_Given problem_. Every line that holds "JSON" should be shown.
── Provided material ──
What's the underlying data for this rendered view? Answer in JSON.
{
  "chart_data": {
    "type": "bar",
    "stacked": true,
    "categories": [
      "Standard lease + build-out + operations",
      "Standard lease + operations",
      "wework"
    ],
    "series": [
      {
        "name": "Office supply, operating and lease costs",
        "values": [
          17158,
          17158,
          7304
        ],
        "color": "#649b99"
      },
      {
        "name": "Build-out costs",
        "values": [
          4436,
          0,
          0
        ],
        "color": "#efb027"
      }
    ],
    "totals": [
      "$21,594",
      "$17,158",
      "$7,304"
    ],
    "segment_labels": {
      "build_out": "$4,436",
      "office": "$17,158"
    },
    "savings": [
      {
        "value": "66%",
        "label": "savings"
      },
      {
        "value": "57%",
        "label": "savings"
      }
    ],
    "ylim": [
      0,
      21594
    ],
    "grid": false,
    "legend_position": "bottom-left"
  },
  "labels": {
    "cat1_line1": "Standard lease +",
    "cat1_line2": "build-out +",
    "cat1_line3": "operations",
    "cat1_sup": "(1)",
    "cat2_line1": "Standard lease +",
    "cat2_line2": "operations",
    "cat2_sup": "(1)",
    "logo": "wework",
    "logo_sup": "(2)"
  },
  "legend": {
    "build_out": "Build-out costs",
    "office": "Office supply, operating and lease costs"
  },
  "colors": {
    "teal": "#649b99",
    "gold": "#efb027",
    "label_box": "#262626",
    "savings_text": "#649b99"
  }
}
───
── Provided material ──
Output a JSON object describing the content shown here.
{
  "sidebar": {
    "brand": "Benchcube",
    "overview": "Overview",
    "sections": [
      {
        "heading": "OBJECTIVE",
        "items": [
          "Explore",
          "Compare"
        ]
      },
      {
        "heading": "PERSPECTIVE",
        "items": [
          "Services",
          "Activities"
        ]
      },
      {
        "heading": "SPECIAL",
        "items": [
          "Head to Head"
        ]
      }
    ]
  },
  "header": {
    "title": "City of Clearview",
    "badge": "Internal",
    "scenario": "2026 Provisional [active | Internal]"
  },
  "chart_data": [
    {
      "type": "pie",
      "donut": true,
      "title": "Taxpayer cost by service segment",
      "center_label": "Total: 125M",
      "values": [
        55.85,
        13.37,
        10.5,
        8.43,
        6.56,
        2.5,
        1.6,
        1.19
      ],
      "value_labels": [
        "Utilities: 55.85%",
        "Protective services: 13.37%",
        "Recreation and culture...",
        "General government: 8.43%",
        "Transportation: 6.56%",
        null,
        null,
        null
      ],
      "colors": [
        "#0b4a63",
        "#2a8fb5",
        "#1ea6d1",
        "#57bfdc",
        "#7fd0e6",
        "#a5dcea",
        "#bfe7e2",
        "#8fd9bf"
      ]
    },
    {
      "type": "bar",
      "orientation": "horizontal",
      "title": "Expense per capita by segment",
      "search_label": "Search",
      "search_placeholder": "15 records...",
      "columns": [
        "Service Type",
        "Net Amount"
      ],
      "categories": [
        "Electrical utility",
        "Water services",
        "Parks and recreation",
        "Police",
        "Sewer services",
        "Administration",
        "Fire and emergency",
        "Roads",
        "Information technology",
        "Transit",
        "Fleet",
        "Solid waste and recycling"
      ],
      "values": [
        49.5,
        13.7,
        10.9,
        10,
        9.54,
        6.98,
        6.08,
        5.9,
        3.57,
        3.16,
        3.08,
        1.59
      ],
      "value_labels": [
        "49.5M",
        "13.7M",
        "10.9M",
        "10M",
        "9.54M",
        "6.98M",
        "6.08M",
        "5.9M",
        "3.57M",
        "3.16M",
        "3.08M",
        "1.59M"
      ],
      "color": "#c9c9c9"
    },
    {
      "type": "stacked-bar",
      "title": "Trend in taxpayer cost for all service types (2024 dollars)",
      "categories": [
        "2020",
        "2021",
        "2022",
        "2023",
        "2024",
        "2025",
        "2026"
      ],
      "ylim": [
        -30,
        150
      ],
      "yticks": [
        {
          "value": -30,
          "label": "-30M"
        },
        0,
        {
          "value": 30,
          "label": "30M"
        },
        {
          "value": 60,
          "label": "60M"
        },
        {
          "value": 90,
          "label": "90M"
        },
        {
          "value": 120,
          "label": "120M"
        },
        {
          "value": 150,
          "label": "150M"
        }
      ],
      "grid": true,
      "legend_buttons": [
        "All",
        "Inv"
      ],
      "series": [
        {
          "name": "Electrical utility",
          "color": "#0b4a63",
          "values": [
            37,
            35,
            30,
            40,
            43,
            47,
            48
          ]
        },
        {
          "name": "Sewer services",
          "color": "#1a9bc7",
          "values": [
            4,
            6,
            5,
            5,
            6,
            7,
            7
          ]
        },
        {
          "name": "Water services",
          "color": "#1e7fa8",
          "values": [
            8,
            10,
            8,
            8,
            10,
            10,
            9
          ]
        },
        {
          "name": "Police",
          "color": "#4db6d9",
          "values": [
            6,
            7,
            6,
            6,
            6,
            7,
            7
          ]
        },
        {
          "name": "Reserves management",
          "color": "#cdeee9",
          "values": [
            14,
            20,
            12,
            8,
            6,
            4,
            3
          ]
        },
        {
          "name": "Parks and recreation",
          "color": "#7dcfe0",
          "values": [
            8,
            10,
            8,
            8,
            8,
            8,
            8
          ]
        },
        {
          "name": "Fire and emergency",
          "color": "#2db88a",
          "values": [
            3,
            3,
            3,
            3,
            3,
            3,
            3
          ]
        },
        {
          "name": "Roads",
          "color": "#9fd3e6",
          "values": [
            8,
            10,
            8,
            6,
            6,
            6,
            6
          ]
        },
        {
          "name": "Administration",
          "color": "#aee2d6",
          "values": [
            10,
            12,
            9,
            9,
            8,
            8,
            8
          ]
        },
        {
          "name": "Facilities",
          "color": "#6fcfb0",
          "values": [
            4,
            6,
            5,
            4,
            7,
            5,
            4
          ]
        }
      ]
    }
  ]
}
───
── Provided material ──
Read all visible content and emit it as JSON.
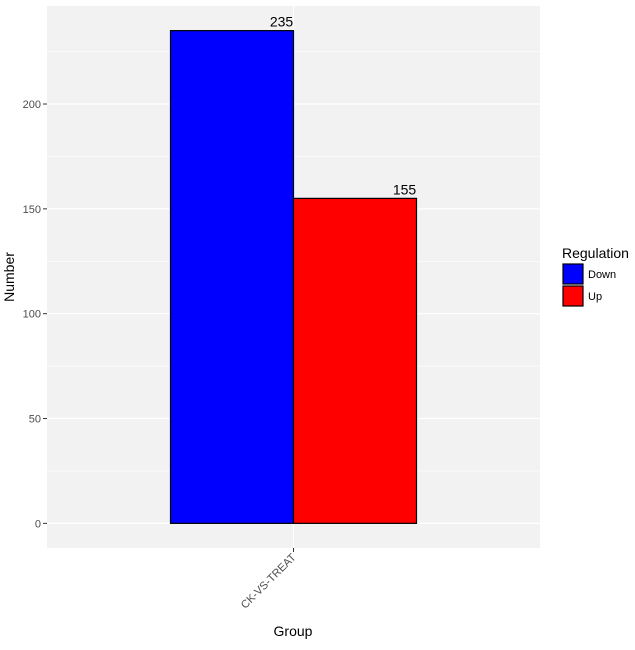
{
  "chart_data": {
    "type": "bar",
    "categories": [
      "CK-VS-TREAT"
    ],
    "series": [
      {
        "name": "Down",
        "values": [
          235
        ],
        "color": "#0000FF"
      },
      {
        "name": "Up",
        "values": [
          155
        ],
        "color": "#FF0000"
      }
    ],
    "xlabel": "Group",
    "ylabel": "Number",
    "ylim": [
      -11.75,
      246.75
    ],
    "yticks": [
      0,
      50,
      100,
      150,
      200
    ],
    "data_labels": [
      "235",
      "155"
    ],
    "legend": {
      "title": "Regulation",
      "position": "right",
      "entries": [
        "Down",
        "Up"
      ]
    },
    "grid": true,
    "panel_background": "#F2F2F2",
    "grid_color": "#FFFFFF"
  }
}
───
_Result_.
What's the underlying data for this rendered view? Answer in JSON.
Output a JSON object describing the content shown here.
Read all visible content and emit it as JSON.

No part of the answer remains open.